## Task details
Look through the lines below and extract any with the word "North".

## Stored data

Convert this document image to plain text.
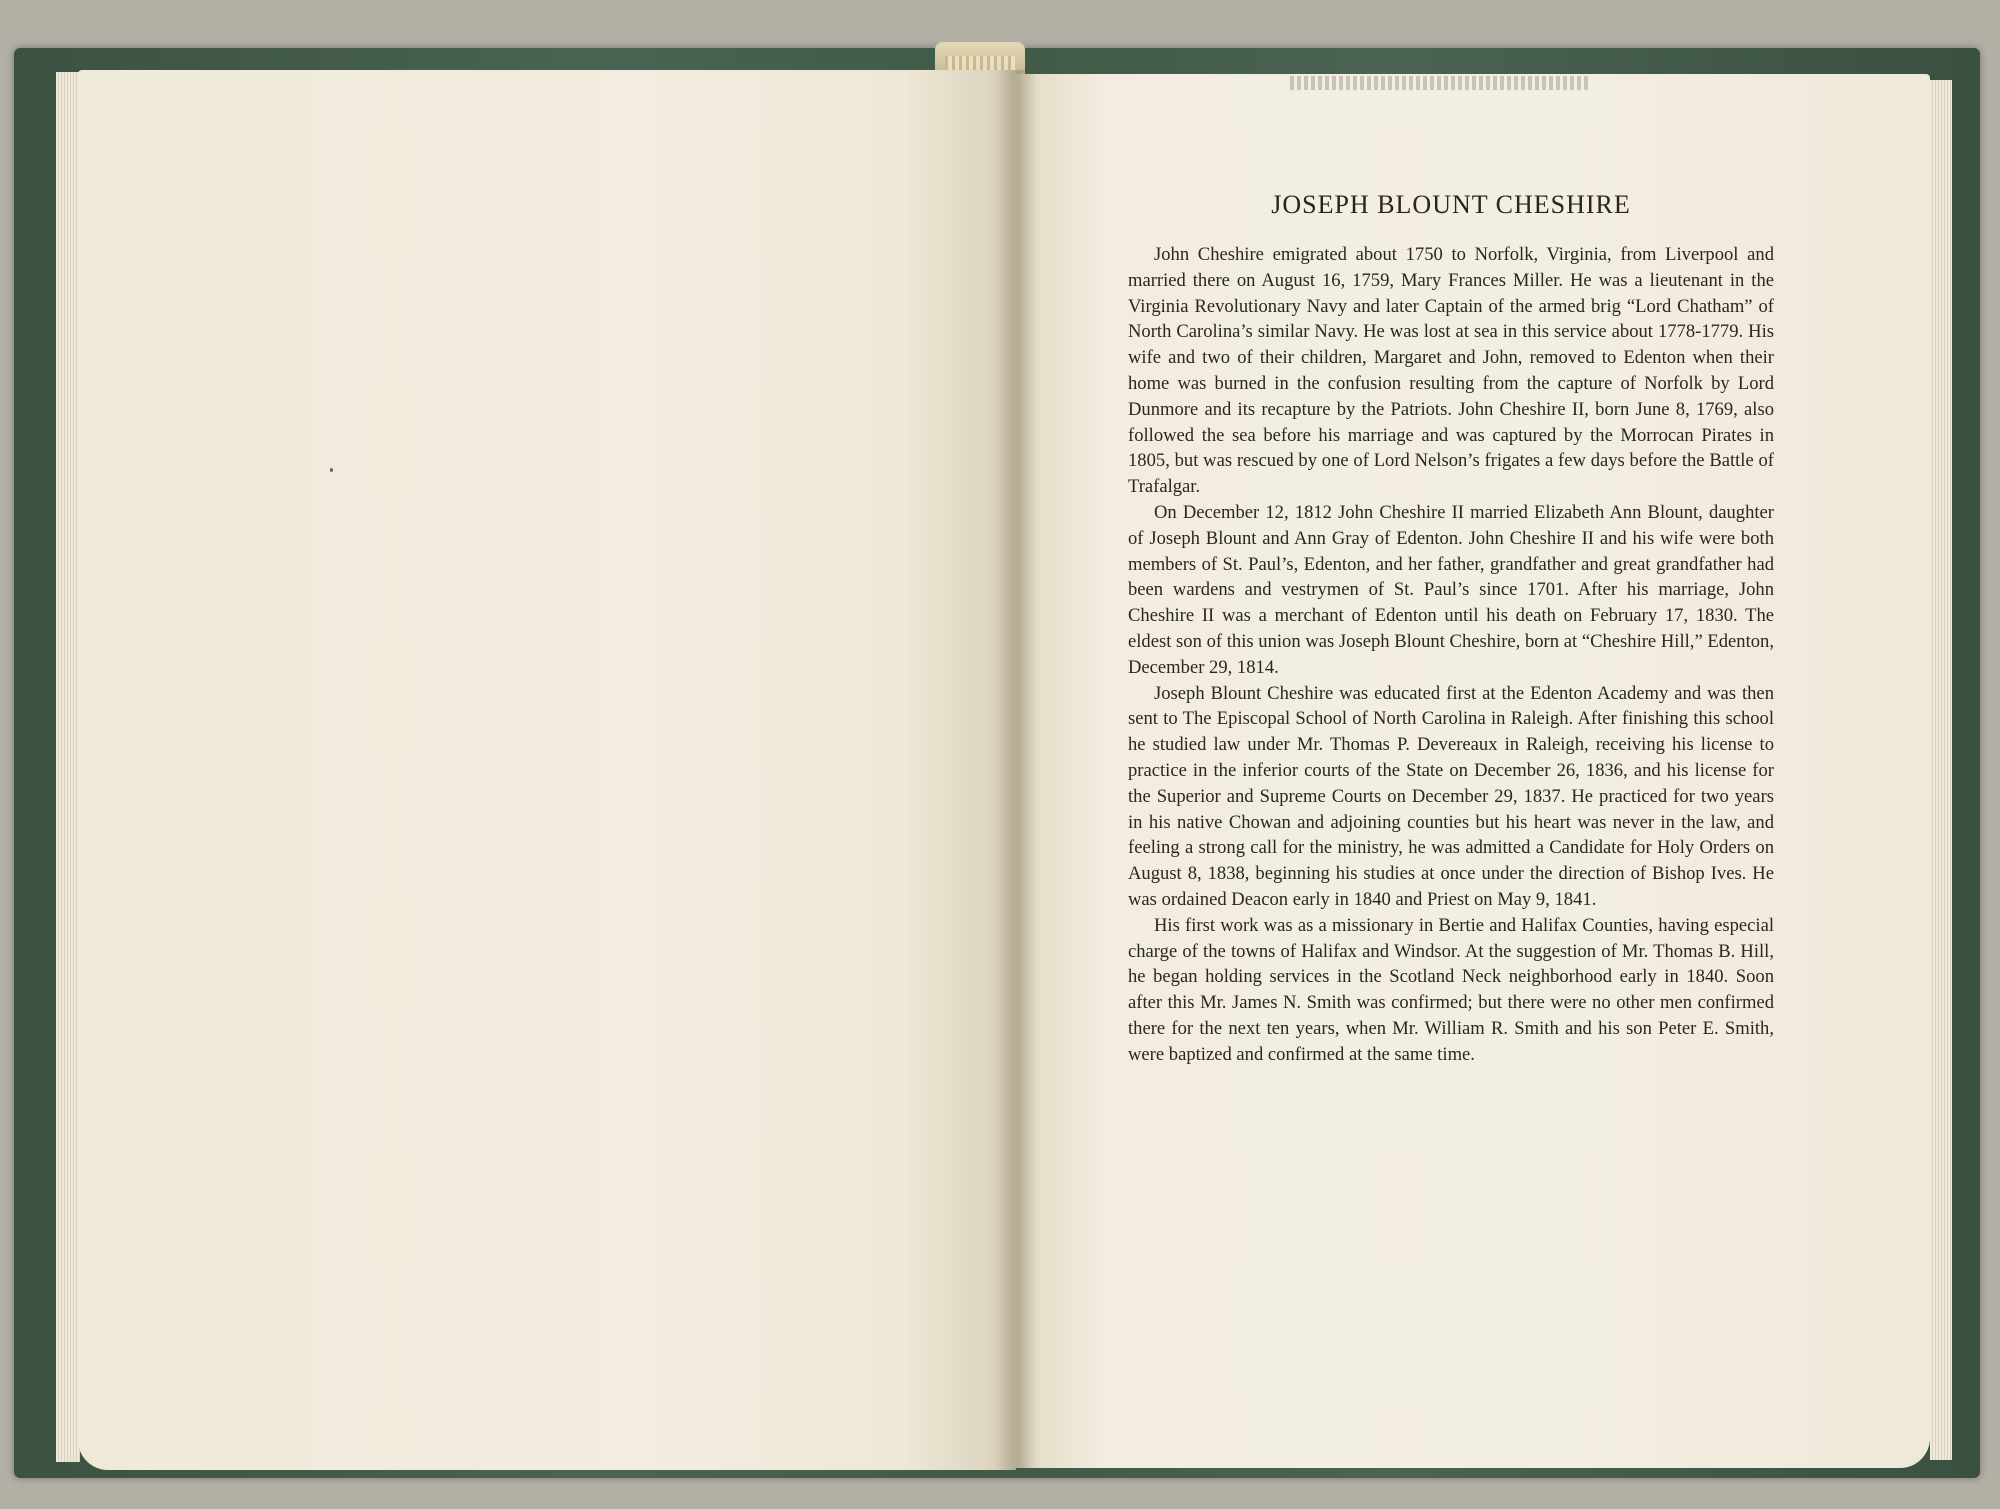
JOSEPH BLOUNT CHESHIRE

John Cheshire emigrated about 1750 to Norfolk, Virginia, from Liverpool and married there on August 16, 1759, Mary Frances Miller. He was a lieutenant in the Virginia Revolutionary Navy and later Captain of the armed brig “Lord Chatham” of North Carolina’s similar Navy. He was lost at sea in this service about 1778-1779. His wife and two of their children, Margaret and John, removed to Edenton when their home was burned in the confusion resulting from the capture of Norfolk by Lord Dunmore and its recapture by the Patriots. John Cheshire II, born June 8, 1769, also followed the sea before his marriage and was captured by the Morrocan Pirates in 1805, but was rescued by one of Lord Nelson’s frigates a few days before the Battle of Trafalgar.

On December 12, 1812 John Cheshire II married Elizabeth Ann Blount, daughter of Joseph Blount and Ann Gray of Edenton. John Cheshire II and his wife were both members of St. Paul’s, Edenton, and her father, grandfather and great grandfather had been wardens and vestrymen of St. Paul’s since 1701. After his marriage, John Cheshire II was a merchant of Edenton until his death on February 17, 1830. The eldest son of this union was Joseph Blount Cheshire, born at “Cheshire Hill,” Edenton, December 29, 1814.

Joseph Blount Cheshire was educated first at the Edenton Academy and was then sent to The Episcopal School of North Carolina in Raleigh. After finishing this school he studied law under Mr. Thomas P. Devereaux in Raleigh, receiving his license to practice in the inferior courts of the State on December 26, 1836, and his license for the Superior and Supreme Courts on December 29, 1837. He practiced for two years in his native Chowan and adjoining counties but his heart was never in the law, and feeling a strong call for the ministry, he was admitted a Candidate for Holy Orders on August 8, 1838, beginning his studies at once under the direction of Bishop Ives. He was ordained Deacon early in 1840 and Priest on May 9, 1841.

His first work was as a missionary in Bertie and Halifax Counties, having especial charge of the towns of Halifax and Windsor. At the suggestion of Mr. Thomas B. Hill, he began holding services in the Scotland Neck neighborhood early in 1840. Soon after this Mr. James N. Smith was confirmed; but there were no other men confirmed there for the next ten years, when Mr. William R. Smith and his son Peter E. Smith, were baptized and confirmed at the same time.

## Exercise output
John Cheshire emigrated about 1750 to Norfolk, Virginia, from Liverpool and married there on August 16, 1759, Mary Frances Miller. He was a lieutenant in the Virginia Revolutionary Navy and later Captain of the armed brig “Lord Chatham” of North Carolina’s similar Navy. He was lost at sea in this service about 1778-1779. His wife and two of their children, Margaret and John, removed to Edenton when their home was burned in the confusion resulting from the capture of Norfolk by Lord Dunmore and its recapture by the Patriots. John Cheshire II, born June 8, 1769, also followed the sea before his marriage and was captured by the Morrocan Pirates in 1805, but was rescued by one of Lord Nelson’s frigates a few days before the Battle of Trafalgar.
Joseph Blount Cheshire was educated first at the Edenton Academy and was then sent to The Episcopal School of North Carolina in Raleigh. After finishing this school he studied law under Mr. Thomas P. Devereaux in Raleigh, receiving his license to practice in the inferior courts of the State on December 26, 1836, and his license for the Superior and Supreme Courts on December 29, 1837. He practiced for two years in his native Chowan and adjoining counties but his heart was never in the law, and feeling a strong call for the ministry, he was admitted a Candidate for Holy Orders on August 8, 1838, beginning his studies at once under the direction of Bishop Ives. He was ordained Deacon early in 1840 and Priest on May 9, 1841.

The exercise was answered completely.